Would you return all of this data exactly, leaving nothing out?

----

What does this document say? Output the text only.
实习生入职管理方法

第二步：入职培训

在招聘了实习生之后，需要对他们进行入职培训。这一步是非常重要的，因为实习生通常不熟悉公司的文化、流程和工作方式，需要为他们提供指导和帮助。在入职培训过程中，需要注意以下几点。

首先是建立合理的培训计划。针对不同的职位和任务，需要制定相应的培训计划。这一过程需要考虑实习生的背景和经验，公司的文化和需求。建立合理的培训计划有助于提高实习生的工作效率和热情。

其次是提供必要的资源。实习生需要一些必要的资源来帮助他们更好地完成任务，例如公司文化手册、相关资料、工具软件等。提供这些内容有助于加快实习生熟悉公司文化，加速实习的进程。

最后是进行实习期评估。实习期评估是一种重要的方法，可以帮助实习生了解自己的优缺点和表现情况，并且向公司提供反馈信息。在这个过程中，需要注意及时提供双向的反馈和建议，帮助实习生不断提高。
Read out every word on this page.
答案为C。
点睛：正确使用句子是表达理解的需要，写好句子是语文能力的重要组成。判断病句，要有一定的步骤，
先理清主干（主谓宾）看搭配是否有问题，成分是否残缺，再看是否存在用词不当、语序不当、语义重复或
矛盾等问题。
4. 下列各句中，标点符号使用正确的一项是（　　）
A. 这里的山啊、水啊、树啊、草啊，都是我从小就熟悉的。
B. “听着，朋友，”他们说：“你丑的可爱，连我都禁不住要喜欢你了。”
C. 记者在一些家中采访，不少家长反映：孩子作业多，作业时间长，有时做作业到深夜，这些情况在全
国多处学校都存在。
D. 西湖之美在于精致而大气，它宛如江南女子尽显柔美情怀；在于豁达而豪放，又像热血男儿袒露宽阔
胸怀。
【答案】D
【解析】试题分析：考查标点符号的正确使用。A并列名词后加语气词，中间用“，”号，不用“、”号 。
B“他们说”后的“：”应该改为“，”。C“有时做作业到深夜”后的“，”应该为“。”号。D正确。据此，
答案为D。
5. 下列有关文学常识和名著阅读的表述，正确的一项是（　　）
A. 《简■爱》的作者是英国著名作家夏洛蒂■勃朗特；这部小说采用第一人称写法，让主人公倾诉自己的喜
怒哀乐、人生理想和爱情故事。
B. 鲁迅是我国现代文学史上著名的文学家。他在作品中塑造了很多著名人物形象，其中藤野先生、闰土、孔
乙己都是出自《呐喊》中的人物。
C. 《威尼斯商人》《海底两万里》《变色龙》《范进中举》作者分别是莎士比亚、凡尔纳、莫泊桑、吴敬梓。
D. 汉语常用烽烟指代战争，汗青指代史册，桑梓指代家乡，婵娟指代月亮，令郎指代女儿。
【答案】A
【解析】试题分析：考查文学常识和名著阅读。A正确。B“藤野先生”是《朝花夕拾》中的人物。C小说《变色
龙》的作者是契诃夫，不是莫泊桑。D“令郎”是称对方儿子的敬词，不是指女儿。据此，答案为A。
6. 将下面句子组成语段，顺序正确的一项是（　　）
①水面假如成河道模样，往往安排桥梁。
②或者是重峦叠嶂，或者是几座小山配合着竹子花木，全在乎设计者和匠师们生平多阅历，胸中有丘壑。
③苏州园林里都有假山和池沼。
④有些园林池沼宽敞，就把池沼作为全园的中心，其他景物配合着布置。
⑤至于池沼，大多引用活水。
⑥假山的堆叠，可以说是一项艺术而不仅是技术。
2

----

Completed task:
What does this document say? Output the text only.
实习生入职管理方法

第二步：入职培训

在招聘了实习生之后，需要对他们进行入职培训。这一步是非常重要的，因为实习生通常不熟悉公司的文化、流程和工作方式，需要为他们提供指导和帮助。在入职培训过程中，需要注意以下几点。

首先是建立合理的培训计划。针对不同的职位和任务，需要制定相应的培训计划。这一过程需要考虑实习生的背景和经验，公司的文化和需求。建立合理的培训计划有助于提高实习生的工作效率和热情。

其次是提供必要的资源。实习生需要一些必要的资源来帮助他们更好地完成任务，例如公司文化手册、相关资料、工具软件等。提供这些内容有助于加快实习生熟悉公司文化，加速实习的进程。

最后是进行实习期评估。实习期评估是一种重要的方法，可以帮助实习生了解自己的优缺点和表现情况，并且向公司提供反馈信息。在这个过程中，需要注意及时提供双向的反馈和建议，帮助实习生不断提高。
Read out every word on this page.
答案为C。
点睛：正确使用句子是表达理解的需要，写好句子是语文能力的重要组成。判断病句，要有一定的步骤，
先理清主干（主谓宾）看搭配是否有问题，成分是否残缺，再看是否存在用词不当、语序不当、语义重复或
矛盾等问题。
4. 下列各句中，标点符号使用正确的一项是（　　）
A. 这里的山啊、水啊、树啊、草啊，都是我从小就熟悉的。
B. “听着，朋友，”他们说：“你丑的可爱，连我都禁不住要喜欢你了。”
C. 记者在一些家中采访，不少家长反映：孩子作业多，作业时间长，有时做作业到深夜，这些情况在全
国多处学校都存在。
D. 西湖之美在于精致而大气，它宛如江南女子尽显柔美情怀；在于豁达而豪放，又像热血男儿袒露宽阔
胸怀。
【答案】D
【解析】试题分析：考查标点符号的正确使用。A并列名词后加语气词，中间用“，”号，不用“、”号 。
B“他们说”后的“：”应该改为“，”。C“有时做作业到深夜”后的“，”应该为“。”号。D正确。据此，
答案为D。
5. 下列有关文学常识和名著阅读的表述，正确的一项是（　　）
A. 《简■爱》的作者是英国著名作家夏洛蒂■勃朗特；这部小说采用第一人称写法，让主人公倾诉自己的喜
怒哀乐、人生理想和爱情故事。
B. 鲁迅是我国现代文学史上著名的文学家。他在作品中塑造了很多著名人物形象，其中藤野先生、闰土、孔
乙己都是出自《呐喊》中的人物。
C. 《威尼斯商人》《海底两万里》《变色龙》《范进中举》作者分别是莎士比亚、凡尔纳、莫泊桑、吴敬梓。
D. 汉语常用烽烟指代战争，汗青指代史册，桑梓指代家乡，婵娟指代月亮，令郎指代女儿。
【答案】A
【解析】试题分析：考查文学常识和名著阅读。A正确。B“藤野先生”是《朝花夕拾》中的人物。C小说《变色
龙》的作者是契诃夫，不是莫泊桑。D“令郎”是称对方儿子的敬词，不是指女儿。据此，答案为A。
6. 将下面句子组成语段，顺序正确的一项是（　　）
①水面假如成河道模样，往往安排桥梁。
②或者是重峦叠嶂，或者是几座小山配合着竹子花木，全在乎设计者和匠师们生平多阅历，胸中有丘壑。
③苏州园林里都有假山和池沼。
④有些园林池沼宽敞，就把池沼作为全园的中心，其他景物配合着布置。
⑤至于池沼，大多引用活水。
⑥假山的堆叠，可以说是一项艺术而不仅是技术。
2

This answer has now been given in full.